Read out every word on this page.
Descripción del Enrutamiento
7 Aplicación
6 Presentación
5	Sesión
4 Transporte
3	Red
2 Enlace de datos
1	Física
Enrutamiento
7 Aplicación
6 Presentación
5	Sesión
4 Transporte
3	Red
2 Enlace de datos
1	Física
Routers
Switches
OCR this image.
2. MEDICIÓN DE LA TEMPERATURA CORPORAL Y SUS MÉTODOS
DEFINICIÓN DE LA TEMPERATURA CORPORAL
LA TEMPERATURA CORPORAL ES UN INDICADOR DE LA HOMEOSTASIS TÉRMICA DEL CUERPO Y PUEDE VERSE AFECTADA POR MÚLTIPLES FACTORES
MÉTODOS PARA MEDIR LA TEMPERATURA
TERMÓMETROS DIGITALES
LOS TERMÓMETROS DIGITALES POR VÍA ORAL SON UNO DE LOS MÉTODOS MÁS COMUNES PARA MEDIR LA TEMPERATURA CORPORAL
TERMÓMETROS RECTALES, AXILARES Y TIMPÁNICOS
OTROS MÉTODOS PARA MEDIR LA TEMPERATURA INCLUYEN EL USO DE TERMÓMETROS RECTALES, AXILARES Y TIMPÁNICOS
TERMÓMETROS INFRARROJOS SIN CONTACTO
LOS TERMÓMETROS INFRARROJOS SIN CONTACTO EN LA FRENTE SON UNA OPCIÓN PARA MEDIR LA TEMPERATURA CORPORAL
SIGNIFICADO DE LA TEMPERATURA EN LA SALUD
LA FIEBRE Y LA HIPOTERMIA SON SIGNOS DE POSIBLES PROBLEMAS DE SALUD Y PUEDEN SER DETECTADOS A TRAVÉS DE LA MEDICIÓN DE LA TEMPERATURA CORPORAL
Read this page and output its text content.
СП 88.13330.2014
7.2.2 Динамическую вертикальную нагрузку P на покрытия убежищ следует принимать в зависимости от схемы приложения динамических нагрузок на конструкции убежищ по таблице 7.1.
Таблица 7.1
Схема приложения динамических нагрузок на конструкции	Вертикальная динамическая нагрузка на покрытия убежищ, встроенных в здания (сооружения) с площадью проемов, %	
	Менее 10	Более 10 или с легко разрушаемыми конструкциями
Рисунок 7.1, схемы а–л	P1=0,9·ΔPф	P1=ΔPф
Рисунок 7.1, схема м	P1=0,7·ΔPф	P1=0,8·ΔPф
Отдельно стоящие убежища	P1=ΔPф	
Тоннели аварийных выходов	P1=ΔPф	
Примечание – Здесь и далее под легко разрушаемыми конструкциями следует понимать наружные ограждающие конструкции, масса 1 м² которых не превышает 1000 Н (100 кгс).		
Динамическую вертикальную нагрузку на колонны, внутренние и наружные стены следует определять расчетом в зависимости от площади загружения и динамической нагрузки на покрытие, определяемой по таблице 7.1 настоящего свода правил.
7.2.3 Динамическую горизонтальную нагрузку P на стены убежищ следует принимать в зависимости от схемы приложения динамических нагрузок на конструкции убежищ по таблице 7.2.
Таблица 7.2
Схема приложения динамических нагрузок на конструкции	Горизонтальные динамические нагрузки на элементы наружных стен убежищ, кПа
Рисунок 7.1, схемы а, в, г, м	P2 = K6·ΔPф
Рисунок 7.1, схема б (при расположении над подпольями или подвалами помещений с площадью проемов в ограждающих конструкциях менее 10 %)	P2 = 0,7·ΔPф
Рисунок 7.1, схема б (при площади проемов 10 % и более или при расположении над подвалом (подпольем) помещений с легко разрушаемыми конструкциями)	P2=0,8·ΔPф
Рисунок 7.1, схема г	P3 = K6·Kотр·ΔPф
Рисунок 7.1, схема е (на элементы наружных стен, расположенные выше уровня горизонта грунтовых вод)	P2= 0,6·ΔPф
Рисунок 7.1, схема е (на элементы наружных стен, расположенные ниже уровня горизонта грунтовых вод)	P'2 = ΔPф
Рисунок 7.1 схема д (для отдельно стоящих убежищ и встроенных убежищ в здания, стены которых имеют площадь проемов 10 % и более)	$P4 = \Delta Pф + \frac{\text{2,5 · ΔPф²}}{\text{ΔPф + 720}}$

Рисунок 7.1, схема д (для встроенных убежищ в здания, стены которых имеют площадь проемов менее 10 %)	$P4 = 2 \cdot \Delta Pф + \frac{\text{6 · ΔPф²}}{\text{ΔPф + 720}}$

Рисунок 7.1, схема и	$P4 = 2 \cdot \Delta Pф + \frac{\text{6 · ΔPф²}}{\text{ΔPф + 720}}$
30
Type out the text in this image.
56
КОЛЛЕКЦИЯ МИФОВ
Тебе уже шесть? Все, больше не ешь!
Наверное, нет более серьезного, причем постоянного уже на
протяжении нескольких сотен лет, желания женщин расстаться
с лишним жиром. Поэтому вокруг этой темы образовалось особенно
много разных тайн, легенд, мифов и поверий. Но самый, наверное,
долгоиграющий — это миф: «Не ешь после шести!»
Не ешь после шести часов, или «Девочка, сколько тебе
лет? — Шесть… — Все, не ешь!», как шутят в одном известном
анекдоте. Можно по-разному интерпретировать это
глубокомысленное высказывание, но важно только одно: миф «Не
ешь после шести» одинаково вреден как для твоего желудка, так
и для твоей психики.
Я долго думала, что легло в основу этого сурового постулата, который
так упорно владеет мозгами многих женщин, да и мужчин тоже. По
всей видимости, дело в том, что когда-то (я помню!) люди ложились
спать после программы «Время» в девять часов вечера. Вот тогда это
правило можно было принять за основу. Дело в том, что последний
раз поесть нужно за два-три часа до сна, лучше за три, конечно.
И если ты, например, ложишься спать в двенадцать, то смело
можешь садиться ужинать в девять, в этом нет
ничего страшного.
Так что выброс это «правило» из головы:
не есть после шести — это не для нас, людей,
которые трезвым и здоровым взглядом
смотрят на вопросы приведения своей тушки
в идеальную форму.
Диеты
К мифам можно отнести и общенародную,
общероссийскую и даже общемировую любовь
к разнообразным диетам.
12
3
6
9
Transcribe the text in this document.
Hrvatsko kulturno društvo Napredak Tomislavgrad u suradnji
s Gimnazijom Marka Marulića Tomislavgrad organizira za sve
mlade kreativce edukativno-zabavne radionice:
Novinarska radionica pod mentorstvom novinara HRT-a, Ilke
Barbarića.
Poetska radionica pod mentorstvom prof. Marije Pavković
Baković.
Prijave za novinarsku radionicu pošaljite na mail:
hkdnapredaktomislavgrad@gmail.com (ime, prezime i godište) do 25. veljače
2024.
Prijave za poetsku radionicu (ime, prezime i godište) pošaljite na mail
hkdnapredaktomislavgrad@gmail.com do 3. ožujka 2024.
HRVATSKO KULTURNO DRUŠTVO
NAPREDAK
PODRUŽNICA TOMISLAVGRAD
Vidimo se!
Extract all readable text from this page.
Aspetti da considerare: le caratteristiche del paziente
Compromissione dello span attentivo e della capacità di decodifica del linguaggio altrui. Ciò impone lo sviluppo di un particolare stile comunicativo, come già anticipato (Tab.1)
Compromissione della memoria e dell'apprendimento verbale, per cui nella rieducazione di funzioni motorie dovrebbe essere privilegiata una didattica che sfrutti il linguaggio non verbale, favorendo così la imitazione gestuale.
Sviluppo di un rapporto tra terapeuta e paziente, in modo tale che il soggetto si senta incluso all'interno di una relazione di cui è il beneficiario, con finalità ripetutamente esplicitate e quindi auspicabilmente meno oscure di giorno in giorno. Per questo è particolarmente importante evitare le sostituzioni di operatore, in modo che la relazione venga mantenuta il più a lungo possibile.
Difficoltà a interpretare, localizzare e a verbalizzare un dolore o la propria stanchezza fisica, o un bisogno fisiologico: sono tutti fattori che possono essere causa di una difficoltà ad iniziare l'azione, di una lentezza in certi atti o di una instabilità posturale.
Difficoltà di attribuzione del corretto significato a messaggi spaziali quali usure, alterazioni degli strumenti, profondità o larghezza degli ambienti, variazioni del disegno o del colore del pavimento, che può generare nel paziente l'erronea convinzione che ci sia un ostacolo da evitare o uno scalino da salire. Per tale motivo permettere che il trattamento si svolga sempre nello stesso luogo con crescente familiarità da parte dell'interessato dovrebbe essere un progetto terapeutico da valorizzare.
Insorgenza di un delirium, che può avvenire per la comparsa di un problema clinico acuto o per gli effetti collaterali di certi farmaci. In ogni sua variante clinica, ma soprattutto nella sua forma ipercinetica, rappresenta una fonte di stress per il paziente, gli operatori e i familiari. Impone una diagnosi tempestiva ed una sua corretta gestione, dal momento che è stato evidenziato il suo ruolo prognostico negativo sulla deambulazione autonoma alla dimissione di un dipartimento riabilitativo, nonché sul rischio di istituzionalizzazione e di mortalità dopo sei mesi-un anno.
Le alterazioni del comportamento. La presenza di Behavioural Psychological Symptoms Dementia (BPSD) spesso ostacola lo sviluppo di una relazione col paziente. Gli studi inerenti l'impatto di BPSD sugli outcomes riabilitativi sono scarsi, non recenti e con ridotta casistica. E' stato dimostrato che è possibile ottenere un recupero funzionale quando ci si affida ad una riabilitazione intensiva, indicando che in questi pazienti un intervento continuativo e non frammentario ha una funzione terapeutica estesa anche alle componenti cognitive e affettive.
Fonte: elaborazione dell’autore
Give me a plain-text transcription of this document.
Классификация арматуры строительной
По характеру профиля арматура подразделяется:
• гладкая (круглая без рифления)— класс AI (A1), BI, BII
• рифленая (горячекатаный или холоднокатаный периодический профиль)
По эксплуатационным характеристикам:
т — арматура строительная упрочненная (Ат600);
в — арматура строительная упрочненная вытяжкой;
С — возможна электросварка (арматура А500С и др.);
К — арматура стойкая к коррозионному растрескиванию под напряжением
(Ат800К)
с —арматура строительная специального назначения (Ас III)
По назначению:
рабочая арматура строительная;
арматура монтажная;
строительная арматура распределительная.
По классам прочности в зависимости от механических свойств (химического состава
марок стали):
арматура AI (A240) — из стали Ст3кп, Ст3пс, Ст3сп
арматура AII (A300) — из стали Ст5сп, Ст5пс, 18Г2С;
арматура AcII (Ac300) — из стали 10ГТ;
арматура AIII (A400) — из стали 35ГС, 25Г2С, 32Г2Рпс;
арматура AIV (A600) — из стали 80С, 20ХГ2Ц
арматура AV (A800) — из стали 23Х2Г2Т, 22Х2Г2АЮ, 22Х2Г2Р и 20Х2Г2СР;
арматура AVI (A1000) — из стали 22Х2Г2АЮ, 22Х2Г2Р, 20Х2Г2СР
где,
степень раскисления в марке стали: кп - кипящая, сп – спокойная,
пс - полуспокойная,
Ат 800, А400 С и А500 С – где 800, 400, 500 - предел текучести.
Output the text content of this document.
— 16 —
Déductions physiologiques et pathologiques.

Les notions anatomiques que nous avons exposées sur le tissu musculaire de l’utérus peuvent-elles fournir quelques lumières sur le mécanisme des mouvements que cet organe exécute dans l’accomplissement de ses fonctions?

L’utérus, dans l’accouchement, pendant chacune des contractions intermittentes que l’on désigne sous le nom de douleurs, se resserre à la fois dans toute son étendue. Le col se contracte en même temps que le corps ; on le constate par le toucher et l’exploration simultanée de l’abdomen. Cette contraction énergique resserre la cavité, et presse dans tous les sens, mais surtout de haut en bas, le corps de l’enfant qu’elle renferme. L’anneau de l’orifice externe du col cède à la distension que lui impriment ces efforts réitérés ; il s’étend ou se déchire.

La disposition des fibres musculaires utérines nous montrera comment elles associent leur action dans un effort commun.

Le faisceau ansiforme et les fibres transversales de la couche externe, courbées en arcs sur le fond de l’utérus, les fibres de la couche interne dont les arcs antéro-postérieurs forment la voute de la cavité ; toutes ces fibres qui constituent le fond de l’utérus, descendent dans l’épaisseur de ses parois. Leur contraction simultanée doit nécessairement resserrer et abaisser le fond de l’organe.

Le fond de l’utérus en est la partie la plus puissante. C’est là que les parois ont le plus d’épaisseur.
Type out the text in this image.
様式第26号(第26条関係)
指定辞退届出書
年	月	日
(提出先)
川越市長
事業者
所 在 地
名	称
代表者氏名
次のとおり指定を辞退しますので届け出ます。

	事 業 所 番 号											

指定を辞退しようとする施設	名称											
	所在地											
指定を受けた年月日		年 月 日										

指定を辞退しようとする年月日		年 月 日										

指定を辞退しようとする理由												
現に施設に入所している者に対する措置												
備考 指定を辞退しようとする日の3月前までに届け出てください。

§ Exercise requirements: Tally the lines above containing "RECTALES". Answer with the count only.

§ Answer to the task: 2